**Given exercise:**
Your task is to write out the complete listing exactly as it is shown.
— START —
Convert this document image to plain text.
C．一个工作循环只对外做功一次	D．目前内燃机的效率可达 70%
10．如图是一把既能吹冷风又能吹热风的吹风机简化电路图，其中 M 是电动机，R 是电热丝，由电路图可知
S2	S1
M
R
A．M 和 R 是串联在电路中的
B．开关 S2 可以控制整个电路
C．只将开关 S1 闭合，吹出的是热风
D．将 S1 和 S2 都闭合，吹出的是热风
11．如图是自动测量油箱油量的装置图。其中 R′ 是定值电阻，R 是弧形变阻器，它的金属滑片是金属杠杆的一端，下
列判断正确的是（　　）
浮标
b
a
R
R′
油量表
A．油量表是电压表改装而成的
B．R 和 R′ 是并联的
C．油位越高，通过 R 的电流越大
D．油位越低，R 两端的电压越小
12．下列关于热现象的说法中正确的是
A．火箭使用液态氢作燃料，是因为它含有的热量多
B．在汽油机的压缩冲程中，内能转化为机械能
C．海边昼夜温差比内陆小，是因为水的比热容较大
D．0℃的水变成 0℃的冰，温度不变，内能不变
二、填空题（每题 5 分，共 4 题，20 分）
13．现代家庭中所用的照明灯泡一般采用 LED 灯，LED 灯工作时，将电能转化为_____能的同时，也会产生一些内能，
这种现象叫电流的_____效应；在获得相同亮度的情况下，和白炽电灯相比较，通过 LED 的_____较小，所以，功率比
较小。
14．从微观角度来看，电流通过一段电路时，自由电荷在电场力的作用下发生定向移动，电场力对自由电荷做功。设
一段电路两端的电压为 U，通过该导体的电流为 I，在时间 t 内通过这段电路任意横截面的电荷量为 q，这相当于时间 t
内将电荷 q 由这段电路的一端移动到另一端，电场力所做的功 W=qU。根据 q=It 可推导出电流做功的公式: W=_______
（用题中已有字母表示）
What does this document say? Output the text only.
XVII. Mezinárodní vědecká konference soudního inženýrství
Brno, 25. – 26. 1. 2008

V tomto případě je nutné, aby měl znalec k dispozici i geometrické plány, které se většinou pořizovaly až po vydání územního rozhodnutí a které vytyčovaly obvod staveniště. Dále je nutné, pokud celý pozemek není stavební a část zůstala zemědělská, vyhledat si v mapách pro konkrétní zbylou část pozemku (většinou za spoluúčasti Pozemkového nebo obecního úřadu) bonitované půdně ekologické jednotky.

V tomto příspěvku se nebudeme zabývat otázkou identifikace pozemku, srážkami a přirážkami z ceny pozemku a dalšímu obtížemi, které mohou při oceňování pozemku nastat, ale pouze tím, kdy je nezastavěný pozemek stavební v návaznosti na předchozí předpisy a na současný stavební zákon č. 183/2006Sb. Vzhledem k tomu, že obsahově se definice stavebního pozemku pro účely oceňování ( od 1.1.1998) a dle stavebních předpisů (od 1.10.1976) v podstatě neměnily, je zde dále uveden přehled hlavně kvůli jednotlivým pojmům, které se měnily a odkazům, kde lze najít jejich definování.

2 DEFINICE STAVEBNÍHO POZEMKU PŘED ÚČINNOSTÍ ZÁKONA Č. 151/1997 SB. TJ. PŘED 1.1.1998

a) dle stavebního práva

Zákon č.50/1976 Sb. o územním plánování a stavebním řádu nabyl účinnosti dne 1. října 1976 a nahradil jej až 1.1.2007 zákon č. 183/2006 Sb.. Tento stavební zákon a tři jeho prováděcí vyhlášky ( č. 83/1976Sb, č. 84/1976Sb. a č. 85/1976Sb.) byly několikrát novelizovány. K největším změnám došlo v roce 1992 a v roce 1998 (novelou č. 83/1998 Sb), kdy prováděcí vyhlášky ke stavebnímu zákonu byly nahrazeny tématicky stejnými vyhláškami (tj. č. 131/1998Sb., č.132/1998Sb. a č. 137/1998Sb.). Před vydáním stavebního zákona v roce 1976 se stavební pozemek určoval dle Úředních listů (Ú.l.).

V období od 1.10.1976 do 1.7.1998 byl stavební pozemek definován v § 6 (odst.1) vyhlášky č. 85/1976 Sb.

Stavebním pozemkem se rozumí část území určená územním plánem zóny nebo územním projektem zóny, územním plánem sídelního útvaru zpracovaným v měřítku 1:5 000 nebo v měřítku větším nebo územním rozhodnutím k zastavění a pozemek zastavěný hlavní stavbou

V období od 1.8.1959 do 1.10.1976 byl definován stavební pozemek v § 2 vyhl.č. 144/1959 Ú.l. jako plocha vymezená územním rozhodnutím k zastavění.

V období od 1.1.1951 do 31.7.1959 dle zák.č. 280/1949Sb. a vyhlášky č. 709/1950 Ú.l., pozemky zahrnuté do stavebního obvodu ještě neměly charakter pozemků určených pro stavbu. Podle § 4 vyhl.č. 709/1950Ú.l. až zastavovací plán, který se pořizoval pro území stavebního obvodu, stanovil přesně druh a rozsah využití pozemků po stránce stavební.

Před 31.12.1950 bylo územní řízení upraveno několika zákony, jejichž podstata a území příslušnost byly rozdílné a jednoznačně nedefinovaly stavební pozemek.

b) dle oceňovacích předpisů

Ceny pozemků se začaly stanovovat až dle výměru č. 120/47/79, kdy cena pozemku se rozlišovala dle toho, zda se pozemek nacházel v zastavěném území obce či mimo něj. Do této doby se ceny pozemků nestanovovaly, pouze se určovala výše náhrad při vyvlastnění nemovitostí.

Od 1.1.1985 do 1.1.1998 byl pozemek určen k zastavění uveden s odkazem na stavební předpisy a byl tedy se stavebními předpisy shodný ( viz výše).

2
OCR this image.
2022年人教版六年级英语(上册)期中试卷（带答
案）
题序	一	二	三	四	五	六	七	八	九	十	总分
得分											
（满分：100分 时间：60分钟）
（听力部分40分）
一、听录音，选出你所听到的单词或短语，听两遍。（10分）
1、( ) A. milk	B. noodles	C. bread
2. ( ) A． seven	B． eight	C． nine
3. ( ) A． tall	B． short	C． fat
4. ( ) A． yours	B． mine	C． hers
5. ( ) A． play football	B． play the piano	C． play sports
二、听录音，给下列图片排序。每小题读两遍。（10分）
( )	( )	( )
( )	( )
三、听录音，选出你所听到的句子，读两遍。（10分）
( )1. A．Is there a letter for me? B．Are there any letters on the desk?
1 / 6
— END —
**Answer to the task:**
Convert this document image to plain text.
C．一个工作循环只对外做功一次	D．目前内燃机的效率可达 70%
10．如图是一把既能吹冷风又能吹热风的吹风机简化电路图，其中 M 是电动机，R 是电热丝，由电路图可知
S2	S1
M
R
A．M 和 R 是串联在电路中的
B．开关 S2 可以控制整个电路
C．只将开关 S1 闭合，吹出的是热风
D．将 S1 和 S2 都闭合，吹出的是热风
11．如图是自动测量油箱油量的装置图。其中 R′ 是定值电阻，R 是弧形变阻器，它的金属滑片是金属杠杆的一端，下
列判断正确的是（　　）
浮标
b
a
R
R′
油量表
A．油量表是电压表改装而成的
B．R 和 R′ 是并联的
C．油位越高，通过 R 的电流越大
D．油位越低，R 两端的电压越小
12．下列关于热现象的说法中正确的是
A．火箭使用液态氢作燃料，是因为它含有的热量多
B．在汽油机的压缩冲程中，内能转化为机械能
C．海边昼夜温差比内陆小，是因为水的比热容较大
D．0℃的水变成 0℃的冰，温度不变，内能不变
二、填空题（每题 5 分，共 4 题，20 分）
13．现代家庭中所用的照明灯泡一般采用 LED 灯，LED 灯工作时，将电能转化为_____能的同时，也会产生一些内能，
这种现象叫电流的_____效应；在获得相同亮度的情况下，和白炽电灯相比较，通过 LED 的_____较小，所以，功率比
较小。
14．从微观角度来看，电流通过一段电路时，自由电荷在电场力的作用下发生定向移动，电场力对自由电荷做功。设
一段电路两端的电压为 U，通过该导体的电流为 I，在时间 t 内通过这段电路任意横截面的电荷量为 q，这相当于时间 t
内将电荷 q 由这段电路的一端移动到另一端，电场力所做的功 W=qU。根据 q=It 可推导出电流做功的公式: W=_______
（用题中已有字母表示）
What does this document say? Output the text only.
XVII. Mezinárodní vědecká konference soudního inženýrství
Brno, 25. – 26. 1. 2008

V tomto případě je nutné, aby měl znalec k dispozici i geometrické plány, které se většinou pořizovaly až po vydání územního rozhodnutí a které vytyčovaly obvod staveniště. Dále je nutné, pokud celý pozemek není stavební a část zůstala zemědělská, vyhledat si v mapách pro konkrétní zbylou část pozemku (většinou za spoluúčasti Pozemkového nebo obecního úřadu) bonitované půdně ekologické jednotky.

V tomto příspěvku se nebudeme zabývat otázkou identifikace pozemku, srážkami a přirážkami z ceny pozemku a dalšímu obtížemi, které mohou při oceňování pozemku nastat, ale pouze tím, kdy je nezastavěný pozemek stavební v návaznosti na předchozí předpisy a na současný stavební zákon č. 183/2006Sb. Vzhledem k tomu, že obsahově se definice stavebního pozemku pro účely oceňování ( od 1.1.1998) a dle stavebních předpisů (od 1.10.1976) v podstatě neměnily, je zde dále uveden přehled hlavně kvůli jednotlivým pojmům, které se měnily a odkazům, kde lze najít jejich definování.

2 DEFINICE STAVEBNÍHO POZEMKU PŘED ÚČINNOSTÍ ZÁKONA Č. 151/1997 SB. TJ. PŘED 1.1.1998

a) dle stavebního práva

Zákon č.50/1976 Sb. o územním plánování a stavebním řádu nabyl účinnosti dne 1. října 1976 a nahradil jej až 1.1.2007 zákon č. 183/2006 Sb.. Tento stavební zákon a tři jeho prováděcí vyhlášky ( č. 83/1976Sb, č. 84/1976Sb. a č. 85/1976Sb.) byly několikrát novelizovány. K největším změnám došlo v roce 1992 a v roce 1998 (novelou č. 83/1998 Sb), kdy prováděcí vyhlášky ke stavebnímu zákonu byly nahrazeny tématicky stejnými vyhláškami (tj. č. 131/1998Sb., č.132/1998Sb. a č. 137/1998Sb.). Před vydáním stavebního zákona v roce 1976 se stavební pozemek určoval dle Úředních listů (Ú.l.).

V období od 1.10.1976 do 1.7.1998 byl stavební pozemek definován v § 6 (odst.1) vyhlášky č. 85/1976 Sb.

Stavebním pozemkem se rozumí část území určená územním plánem zóny nebo územním projektem zóny, územním plánem sídelního útvaru zpracovaným v měřítku 1:5 000 nebo v měřítku větším nebo územním rozhodnutím k zastavění a pozemek zastavěný hlavní stavbou

V období od 1.8.1959 do 1.10.1976 byl definován stavební pozemek v § 2 vyhl.č. 144/1959 Ú.l. jako plocha vymezená územním rozhodnutím k zastavění.

V období od 1.1.1951 do 31.7.1959 dle zák.č. 280/1949Sb. a vyhlášky č. 709/1950 Ú.l., pozemky zahrnuté do stavebního obvodu ještě neměly charakter pozemků určených pro stavbu. Podle § 4 vyhl.č. 709/1950Ú.l. až zastavovací plán, který se pořizoval pro území stavebního obvodu, stanovil přesně druh a rozsah využití pozemků po stránce stavební.

Před 31.12.1950 bylo územní řízení upraveno několika zákony, jejichž podstata a území příslušnost byly rozdílné a jednoznačně nedefinovaly stavební pozemek.

b) dle oceňovacích předpisů

Ceny pozemků se začaly stanovovat až dle výměru č. 120/47/79, kdy cena pozemku se rozlišovala dle toho, zda se pozemek nacházel v zastavěném území obce či mimo něj. Do této doby se ceny pozemků nestanovovaly, pouze se určovala výše náhrad při vyvlastnění nemovitostí.

Od 1.1.1985 do 1.1.1998 byl pozemek určen k zastavění uveden s odkazem na stavební předpisy a byl tedy se stavebními předpisy shodný ( viz výše).

2
OCR this image.
2022年人教版六年级英语(上册)期中试卷（带答
案）
题序	一	二	三	四	五	六	七	八	九	十	总分
得分											
（满分：100分 时间：60分钟）
（听力部分40分）
一、听录音，选出你所听到的单词或短语，听两遍。（10分）
1、( ) A. milk	B. noodles	C. bread
2. ( ) A． seven	B． eight	C． nine
3. ( ) A． tall	B． short	C． fat
4. ( ) A． yours	B． mine	C． hers
5. ( ) A． play football	B． play the piano	C． play sports
二、听录音，给下列图片排序。每小题读两遍。（10分）
( )	( )	( )
( )	( )
三、听录音，选出你所听到的句子，读两遍。（10分）
( )1. A．Is there a letter for me? B．Are there any letters on the desk?
1 / 6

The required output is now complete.